• SET EXERCISE
Write the records below out again exactly as given, with no images.

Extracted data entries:
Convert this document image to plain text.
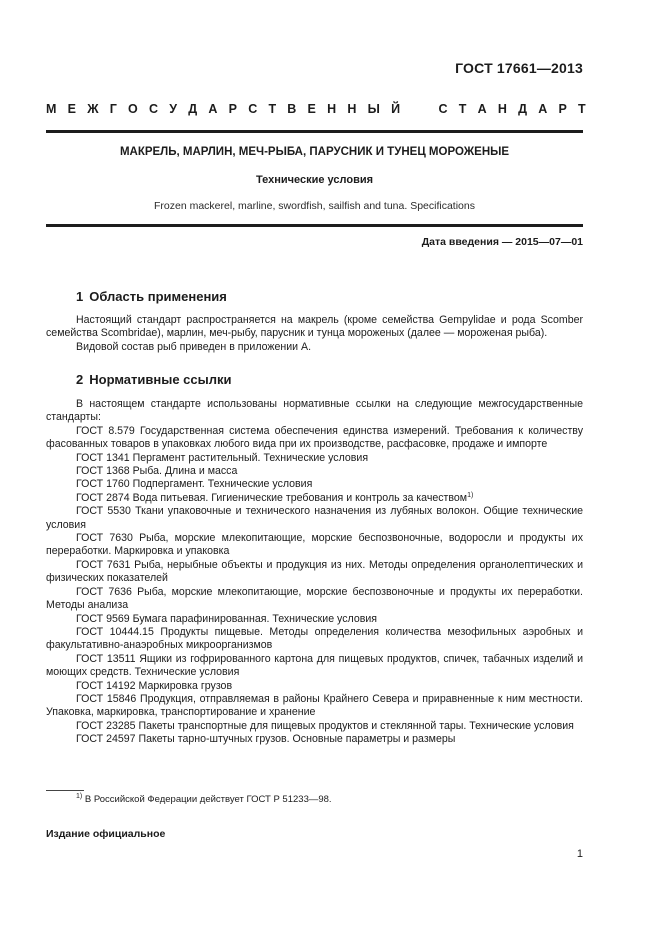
ГОСТ 17661—2013
М Е Ж Г О С У Д А Р С Т В Е Н Н Ы Й	С Т А Н Д А Р Т
МАКРЕЛЬ, МАРЛИН, МЕЧ-РЫБА, ПАРУСНИК И ТУНЕЦ МОРОЖЕНЫЕ
Технические условия
Frozen mackerel, marline, swordfish, sailfish and tuna. Specifications
Дата введения — 2015—07—01
1 Область применения

Настоящий стандарт распространяется на макрель (кроме семейства Gempylidae и рода Scomber семейства Scombridae), марлин, меч-рыбу, парусник и тунца мороженых (далее — мороженая рыба).

Видовой состав рыб приведен в приложении А.

2 Нормативные ссылки

В настоящем стандарте использованы нормативные ссылки на следующие межгосударственные стандарты:

ГОСТ 8.579 Государственная система обеспечения единства измерений. Требования к количеству фасованных товаров в упаковках любого вида при их производстве, расфасовке, продаже и импорте

ГОСТ 1341 Пергамент растительный. Технические условия

ГОСТ 1368 Рыба. Длина и масса

ГОСТ 1760 Подпергамент. Технические условия

ГОСТ 2874 Вода питьевая. Гигиенические требования и контроль за качеством$^{1)}$

ГОСТ 5530 Ткани упаковочные и технического назначения из лубяных волокон. Общие технические условия

ГОСТ 7630 Рыба, морские млекопитающие, морские беспозвоночные, водоросли и продукты их переработки. Маркировка и упаковка

ГОСТ 7631 Рыба, нерыбные объекты и продукция из них. Методы определения органолептических и физических показателей

ГОСТ 7636 Рыба, морские млекопитающие, морские беспозвоночные и продукты их переработки. Методы анализа

ГОСТ 9569 Бумага парафинированная. Технические условия

ГОСТ 10444.15 Продукты пищевые. Методы определения количества мезофильных аэробных и факультативно-анаэробных микроорганизмов

ГОСТ 13511 Ящики из гофрированного картона для пищевых продуктов, спичек, табачных изделий и моющих средств. Технические условия

ГОСТ 14192 Маркировка грузов

ГОСТ 15846 Продукция, отправляемая в районы Крайнего Севера и приравненные к ним местности. Упаковка, маркировка, транспортирование и хранение

ГОСТ 23285 Пакеты транспортные для пищевых продуктов и стеклянной тары. Технические условия

ГОСТ 24597 Пакеты тарно-штучных грузов. Основные параметры и размеры

$^{1)}$ В Российской Федерации действует ГОСТ Р 51233—98.
Издание официальное
1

• EXPECTED ANSWER
Convert this document image to plain text.
ГОСТ 17661—2013
М Е Ж Г О С У Д А Р С Т В Е Н Н Ы Й	С Т А Н Д А Р Т
МАКРЕЛЬ, МАРЛИН, МЕЧ-РЫБА, ПАРУСНИК И ТУНЕЦ МОРОЖЕНЫЕ
Технические условия
Frozen mackerel, marline, swordfish, sailfish and tuna. Specifications
Дата введения — 2015—07—01
1 Область применения

Настоящий стандарт распространяется на макрель (кроме семейства Gempylidae и рода Scomber семейства Scombridae), марлин, меч-рыбу, парусник и тунца мороженых (далее — мороженая рыба).

Видовой состав рыб приведен в приложении А.

2 Нормативные ссылки

В настоящем стандарте использованы нормативные ссылки на следующие межгосударственные стандарты:

ГОСТ 8.579 Государственная система обеспечения единства измерений. Требования к количеству фасованных товаров в упаковках любого вида при их производстве, расфасовке, продаже и импорте

ГОСТ 1341 Пергамент растительный. Технические условия

ГОСТ 1368 Рыба. Длина и масса

ГОСТ 1760 Подпергамент. Технические условия

ГОСТ 2874 Вода питьевая. Гигиенические требования и контроль за качеством$^{1)}$

ГОСТ 5530 Ткани упаковочные и технического назначения из лубяных волокон. Общие технические условия

ГОСТ 7630 Рыба, морские млекопитающие, морские беспозвоночные, водоросли и продукты их переработки. Маркировка и упаковка

ГОСТ 7631 Рыба, нерыбные объекты и продукция из них. Методы определения органолептических и физических показателей

ГОСТ 7636 Рыба, морские млекопитающие, морские беспозвоночные и продукты их переработки. Методы анализа

ГОСТ 9569 Бумага парафинированная. Технические условия

ГОСТ 10444.15 Продукты пищевые. Методы определения количества мезофильных аэробных и факультативно-анаэробных микроорганизмов

ГОСТ 13511 Ящики из гофрированного картона для пищевых продуктов, спичек, табачных изделий и моющих средств. Технические условия

ГОСТ 14192 Маркировка грузов

ГОСТ 15846 Продукция, отправляемая в районы Крайнего Севера и приравненные к ним местности. Упаковка, маркировка, транспортирование и хранение

ГОСТ 23285 Пакеты транспортные для пищевых продуктов и стеклянной тары. Технические условия

ГОСТ 24597 Пакеты тарно-штучных грузов. Основные параметры и размеры

$^{1)}$ В Российской Федерации действует ГОСТ Р 51233—98.
Издание официальное
1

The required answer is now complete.